--- START OF Text provided ---
Sculthorpe writes new work in aid of climate change

Peter Sculthorpe has made a plea for action on climate change, in his new String Sonata No 5 for the Sydney Conservatorium of Music. Steve Meacham in The Age writes about this new effort by Sculthorpe and his passion for creating environmental awareness through his music.

String Sonata No. 5 was performed at Verbrugghen Hall, Sydney Conservatorium of Music, on 29 and 30 October 2010.

The Age, October 2010
'On a perfect spring morning, with the scent of jasmine giving him a touch of hay fever, Peter Sculthorpe is sitting in his idyllic cottage garden in Woollahra contemplating the end of the world as we know it.
Australia's leading internationally acclaimed composer has long used his love of the environment as inspiration for his music.
His latest work, String Sonata No. 5  is his musical plea for government action against global warming.

As a "passionate believer in man-made climate change", Sculthorpe, 81, has used the con's invitation to write a new work for its anniversary project, 101 Compositions for 100 Years, to publicise his frustration with "successive governments that have done next to nothing''.
--- END OF Text provided ---
--- START OF Provided material ---
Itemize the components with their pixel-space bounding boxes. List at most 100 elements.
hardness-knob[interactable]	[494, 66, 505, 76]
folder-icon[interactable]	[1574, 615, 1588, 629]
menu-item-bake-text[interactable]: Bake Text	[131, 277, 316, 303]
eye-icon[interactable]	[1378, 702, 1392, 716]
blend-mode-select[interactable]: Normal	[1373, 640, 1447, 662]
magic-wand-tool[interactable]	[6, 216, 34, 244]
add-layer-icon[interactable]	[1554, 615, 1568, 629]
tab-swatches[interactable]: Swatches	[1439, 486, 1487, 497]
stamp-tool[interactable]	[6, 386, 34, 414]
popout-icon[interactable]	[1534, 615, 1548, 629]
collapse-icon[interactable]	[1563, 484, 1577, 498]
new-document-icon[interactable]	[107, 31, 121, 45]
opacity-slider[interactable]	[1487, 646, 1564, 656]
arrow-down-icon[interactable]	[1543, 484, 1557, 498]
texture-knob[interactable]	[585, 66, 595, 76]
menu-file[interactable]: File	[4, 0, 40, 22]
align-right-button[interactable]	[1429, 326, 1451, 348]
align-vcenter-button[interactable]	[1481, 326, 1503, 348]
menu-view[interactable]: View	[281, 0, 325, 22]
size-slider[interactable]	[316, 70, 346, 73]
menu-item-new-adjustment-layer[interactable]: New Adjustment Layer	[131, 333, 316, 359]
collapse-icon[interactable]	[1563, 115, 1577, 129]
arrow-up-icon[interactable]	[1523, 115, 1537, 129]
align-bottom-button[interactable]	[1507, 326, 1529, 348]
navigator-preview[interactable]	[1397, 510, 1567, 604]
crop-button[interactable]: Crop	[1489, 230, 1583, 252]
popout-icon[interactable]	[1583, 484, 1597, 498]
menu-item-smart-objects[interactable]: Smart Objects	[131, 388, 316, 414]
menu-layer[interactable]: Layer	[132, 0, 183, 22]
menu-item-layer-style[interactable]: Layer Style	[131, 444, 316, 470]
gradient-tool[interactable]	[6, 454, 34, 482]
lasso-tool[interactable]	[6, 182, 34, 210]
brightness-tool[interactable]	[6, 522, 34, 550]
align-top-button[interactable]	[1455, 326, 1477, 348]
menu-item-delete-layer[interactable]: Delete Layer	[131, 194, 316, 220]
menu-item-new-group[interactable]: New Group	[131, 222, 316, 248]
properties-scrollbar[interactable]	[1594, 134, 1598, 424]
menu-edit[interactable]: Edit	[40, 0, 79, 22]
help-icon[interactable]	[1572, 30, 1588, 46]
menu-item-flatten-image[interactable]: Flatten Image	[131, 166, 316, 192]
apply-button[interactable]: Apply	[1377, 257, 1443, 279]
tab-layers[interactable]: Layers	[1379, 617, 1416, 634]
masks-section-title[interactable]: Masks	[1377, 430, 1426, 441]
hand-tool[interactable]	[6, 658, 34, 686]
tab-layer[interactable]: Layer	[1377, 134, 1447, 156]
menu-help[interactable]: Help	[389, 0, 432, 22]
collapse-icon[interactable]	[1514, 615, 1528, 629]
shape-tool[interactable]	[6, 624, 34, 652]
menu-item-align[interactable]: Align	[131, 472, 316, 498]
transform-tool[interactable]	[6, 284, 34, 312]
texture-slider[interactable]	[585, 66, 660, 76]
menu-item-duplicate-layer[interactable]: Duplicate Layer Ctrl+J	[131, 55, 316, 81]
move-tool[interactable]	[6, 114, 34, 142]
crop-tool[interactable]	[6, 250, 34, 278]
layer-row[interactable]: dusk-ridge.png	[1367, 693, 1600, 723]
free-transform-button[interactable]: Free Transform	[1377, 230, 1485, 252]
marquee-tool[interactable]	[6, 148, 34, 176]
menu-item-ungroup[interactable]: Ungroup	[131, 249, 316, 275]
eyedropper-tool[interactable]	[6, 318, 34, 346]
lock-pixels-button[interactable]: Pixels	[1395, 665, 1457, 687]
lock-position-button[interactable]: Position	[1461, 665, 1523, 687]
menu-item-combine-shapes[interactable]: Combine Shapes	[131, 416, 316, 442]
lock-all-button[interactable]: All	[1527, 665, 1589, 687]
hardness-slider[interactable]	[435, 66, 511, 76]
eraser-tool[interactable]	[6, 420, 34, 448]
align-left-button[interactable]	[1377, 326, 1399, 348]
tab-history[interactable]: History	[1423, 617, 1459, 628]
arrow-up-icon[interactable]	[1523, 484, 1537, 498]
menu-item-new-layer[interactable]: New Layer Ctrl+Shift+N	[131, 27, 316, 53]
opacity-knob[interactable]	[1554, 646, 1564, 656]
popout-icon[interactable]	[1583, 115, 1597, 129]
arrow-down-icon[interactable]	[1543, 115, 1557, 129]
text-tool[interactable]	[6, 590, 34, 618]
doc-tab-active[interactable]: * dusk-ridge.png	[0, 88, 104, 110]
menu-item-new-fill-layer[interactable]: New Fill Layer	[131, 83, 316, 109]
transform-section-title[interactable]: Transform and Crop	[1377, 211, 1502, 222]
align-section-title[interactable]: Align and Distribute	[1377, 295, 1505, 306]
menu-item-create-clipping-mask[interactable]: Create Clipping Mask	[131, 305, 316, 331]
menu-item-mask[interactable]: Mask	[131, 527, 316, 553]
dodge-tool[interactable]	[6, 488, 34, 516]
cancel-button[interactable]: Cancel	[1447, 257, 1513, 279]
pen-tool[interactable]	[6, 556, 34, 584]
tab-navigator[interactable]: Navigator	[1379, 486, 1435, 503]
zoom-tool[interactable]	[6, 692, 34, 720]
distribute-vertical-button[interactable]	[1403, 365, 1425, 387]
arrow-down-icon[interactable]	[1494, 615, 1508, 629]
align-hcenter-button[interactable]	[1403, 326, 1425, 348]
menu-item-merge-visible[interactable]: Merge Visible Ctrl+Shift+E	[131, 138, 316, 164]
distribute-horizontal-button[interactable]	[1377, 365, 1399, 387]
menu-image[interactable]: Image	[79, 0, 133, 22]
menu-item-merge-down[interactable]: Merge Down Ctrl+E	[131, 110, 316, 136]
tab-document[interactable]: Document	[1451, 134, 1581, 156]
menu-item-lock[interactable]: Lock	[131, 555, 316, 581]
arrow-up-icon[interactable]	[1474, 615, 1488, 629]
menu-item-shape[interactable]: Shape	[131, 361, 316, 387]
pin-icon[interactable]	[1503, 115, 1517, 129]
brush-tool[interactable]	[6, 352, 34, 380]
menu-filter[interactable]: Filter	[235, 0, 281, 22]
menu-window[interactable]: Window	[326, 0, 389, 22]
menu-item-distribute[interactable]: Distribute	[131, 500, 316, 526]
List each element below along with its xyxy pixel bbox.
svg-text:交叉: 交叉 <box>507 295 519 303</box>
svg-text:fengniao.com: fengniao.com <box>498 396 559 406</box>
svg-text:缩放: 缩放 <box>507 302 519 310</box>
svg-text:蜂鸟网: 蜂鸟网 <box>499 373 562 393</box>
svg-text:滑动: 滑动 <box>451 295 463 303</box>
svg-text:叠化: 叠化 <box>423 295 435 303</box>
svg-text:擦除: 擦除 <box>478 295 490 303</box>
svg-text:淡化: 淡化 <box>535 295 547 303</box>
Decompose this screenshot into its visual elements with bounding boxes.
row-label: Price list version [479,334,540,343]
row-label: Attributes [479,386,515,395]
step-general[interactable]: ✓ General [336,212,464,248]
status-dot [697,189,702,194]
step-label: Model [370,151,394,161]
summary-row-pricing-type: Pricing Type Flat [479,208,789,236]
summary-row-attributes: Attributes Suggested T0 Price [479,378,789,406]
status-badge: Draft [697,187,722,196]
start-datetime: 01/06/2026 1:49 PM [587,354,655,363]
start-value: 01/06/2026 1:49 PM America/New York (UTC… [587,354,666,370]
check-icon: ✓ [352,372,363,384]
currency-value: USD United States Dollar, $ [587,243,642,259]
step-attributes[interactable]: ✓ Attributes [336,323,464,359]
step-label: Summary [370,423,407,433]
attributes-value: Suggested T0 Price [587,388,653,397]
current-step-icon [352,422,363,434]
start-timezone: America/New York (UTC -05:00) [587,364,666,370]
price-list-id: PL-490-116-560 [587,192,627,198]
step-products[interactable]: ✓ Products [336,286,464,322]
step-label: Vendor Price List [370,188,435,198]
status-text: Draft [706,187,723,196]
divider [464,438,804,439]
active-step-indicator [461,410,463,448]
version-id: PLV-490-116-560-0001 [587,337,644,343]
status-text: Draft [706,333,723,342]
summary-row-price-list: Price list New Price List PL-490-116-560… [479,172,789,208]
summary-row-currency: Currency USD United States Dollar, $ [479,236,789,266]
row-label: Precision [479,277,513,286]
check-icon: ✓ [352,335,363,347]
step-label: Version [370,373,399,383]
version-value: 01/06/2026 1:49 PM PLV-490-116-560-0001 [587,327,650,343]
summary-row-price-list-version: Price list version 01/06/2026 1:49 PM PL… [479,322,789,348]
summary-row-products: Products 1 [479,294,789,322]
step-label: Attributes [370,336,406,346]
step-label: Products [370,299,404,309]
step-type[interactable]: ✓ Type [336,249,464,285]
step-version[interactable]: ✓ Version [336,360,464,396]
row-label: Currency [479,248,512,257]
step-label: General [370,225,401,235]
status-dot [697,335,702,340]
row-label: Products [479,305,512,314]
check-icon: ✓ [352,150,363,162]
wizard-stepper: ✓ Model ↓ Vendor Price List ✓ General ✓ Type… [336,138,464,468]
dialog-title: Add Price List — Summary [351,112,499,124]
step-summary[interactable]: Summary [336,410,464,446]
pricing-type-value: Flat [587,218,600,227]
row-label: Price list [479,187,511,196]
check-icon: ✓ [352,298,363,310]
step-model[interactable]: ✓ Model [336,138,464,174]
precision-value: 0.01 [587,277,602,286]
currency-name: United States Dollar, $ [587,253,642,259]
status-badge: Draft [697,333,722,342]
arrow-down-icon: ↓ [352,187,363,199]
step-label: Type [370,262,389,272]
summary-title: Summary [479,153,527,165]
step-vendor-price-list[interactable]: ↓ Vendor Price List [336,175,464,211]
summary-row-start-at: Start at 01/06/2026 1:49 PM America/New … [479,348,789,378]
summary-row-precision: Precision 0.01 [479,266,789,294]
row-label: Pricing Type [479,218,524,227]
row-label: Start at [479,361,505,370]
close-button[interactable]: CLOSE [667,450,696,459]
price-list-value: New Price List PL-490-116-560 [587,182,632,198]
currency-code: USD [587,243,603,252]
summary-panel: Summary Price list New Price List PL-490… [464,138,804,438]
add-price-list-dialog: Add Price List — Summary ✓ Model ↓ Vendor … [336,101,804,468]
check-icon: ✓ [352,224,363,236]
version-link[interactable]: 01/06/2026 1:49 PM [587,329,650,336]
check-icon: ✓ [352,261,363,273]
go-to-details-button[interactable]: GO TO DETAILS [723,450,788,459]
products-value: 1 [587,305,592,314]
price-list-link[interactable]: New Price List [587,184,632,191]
--- END OF Provided material ---
▶ **Work to do**:
a: Reproduce, word for word, the stretch of the Sculthorpe article from "String Sonata No. 5 was" through "next to nothing''.".
b: Resume the article on Peter Sculthorpe's String Sonata No. 5, continuing after its final sentence.

▶ **Expected results**:
a:
String Sonata No. 5 was performed at Verbrugghen Hall, Sydney Conservatorium of Music, on 29 and 30 October 2010.

The Age, October 2010
'On a perfect spring morning, with the scent of jasmine giving him a touch of hay fever, Peter Sculthorpe is sitting in his idyllic cottage garden in Woollahra contemplating the end of the world as we know it.
Australia's leading internationally acclaimed composer has long used his love of the environment as inspiration for his music.
His latest work, String Sonata No. 5  is his musical plea for government action against global warming.

As a "passionate believer in man-made climate change", Sculthorpe, 81, has used the con's invitation to write a new work for its anniversary project, 101 Compositions for 100 Years, to publicise his frustration with "successive governments that have done next to nothing''.

b:
The new piece is a reworking - complete with extra movement - of his String Quartet No. 18, which was commissioned by the Edinburgh Festival. The prelude introduces what he calls "the Kepler motif". It was once believed that as the planets moved through the sky they made music, which in Roman times came to be known as the Music of the Spheres.
PS: "The astronomer Kepler, a contemporary of Shakespeare, tried to compute it. His sound for planet Earth is the alternation of the pitches A flat and G. This has become very important for me when I am writing about planet Earth. My opera Rites of Passage is also partly based on the Kepler motif."

Sculthorpe says the first movement also contains "insect sounds setting up that this work is going to be about Australia. Tackling the whole subject of climate change was too big a task. So I decided to describe my feelings about what could happen in outback Australia."
His second movement is called A Land Singing. Cries of birds appear alongside an Aboriginal chant called Windmill, juxtaposed with suggestions of didgeridoo patterns. "It's basically a happy movement," Sculthorpe says.

In A Dying Land, the third movement, the composer again uses the Kepler motif, slowly fading. "It's not dramatic or operatic. There is no high drama. It reflects my feeling that climate change is going to result in a slow deterioration of the land."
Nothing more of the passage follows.